WHAT NEEDS TO BE DONE:
Gather the lines from the material that contain "name".

RAW DATA:
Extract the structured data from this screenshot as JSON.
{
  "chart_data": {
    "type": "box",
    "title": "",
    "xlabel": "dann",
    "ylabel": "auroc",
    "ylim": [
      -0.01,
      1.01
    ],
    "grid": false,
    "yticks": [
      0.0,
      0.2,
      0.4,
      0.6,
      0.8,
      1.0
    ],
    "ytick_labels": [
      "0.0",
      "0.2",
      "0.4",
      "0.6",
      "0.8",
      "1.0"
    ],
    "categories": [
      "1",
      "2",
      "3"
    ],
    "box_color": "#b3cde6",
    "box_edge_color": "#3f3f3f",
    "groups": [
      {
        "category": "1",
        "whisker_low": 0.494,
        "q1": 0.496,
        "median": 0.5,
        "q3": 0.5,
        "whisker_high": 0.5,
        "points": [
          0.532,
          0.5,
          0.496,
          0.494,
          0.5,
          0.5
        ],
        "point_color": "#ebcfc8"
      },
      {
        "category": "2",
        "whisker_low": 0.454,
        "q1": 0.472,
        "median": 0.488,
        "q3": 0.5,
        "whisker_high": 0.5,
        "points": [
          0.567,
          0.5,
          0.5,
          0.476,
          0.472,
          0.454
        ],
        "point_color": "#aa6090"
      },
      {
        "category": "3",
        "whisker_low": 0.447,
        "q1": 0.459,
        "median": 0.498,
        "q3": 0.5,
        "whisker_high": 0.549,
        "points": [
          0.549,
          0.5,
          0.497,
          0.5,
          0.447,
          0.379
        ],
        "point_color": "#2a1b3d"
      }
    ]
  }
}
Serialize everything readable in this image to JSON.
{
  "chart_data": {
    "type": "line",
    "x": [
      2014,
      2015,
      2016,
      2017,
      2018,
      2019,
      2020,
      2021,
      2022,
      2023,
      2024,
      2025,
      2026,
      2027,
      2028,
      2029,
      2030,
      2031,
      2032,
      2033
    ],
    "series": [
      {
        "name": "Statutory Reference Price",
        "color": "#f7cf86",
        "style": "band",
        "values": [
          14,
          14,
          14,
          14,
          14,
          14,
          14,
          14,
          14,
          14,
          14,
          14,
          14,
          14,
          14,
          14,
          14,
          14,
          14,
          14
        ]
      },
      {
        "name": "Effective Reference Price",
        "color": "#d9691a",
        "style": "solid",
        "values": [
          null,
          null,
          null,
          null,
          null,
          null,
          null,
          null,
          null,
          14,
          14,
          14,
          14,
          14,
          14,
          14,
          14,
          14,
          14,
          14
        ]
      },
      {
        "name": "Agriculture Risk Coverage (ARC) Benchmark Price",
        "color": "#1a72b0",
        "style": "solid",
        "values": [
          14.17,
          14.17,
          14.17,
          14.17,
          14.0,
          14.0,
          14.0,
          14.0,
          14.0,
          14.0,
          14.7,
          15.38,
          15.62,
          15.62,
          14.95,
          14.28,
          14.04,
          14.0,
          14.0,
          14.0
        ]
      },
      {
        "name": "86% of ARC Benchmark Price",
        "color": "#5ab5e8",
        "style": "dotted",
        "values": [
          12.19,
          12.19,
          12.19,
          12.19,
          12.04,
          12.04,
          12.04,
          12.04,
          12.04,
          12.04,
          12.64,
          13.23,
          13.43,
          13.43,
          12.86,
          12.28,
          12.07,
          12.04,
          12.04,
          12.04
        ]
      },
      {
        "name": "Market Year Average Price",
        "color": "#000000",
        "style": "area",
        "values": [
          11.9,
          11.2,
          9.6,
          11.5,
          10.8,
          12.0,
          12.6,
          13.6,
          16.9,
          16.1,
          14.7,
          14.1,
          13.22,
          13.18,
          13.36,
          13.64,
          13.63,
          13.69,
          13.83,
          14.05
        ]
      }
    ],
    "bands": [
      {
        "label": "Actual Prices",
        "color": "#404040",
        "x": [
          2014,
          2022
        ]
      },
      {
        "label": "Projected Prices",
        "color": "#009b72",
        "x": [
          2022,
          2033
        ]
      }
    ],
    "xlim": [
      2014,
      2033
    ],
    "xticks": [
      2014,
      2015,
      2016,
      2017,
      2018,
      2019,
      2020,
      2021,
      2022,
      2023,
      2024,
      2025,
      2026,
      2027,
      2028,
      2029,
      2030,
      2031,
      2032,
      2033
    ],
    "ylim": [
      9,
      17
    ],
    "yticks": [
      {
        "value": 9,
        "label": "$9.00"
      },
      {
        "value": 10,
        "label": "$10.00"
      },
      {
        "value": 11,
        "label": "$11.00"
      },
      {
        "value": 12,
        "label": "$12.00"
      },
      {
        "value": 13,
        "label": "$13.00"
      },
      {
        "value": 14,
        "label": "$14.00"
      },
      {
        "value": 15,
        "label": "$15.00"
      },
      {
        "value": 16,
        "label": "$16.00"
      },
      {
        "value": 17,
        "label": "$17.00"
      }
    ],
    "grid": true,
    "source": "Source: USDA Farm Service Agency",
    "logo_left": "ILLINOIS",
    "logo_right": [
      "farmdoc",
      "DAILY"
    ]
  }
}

FULL OUTPUT:
        "name": "Statutory Reference Price",
        "name": "Effective Reference Price",
        "name": "Agriculture Risk Coverage (ARC) Benchmark Price",
        "name": "86% of ARC Benchmark Price",
        "name": "Market Year Average Price",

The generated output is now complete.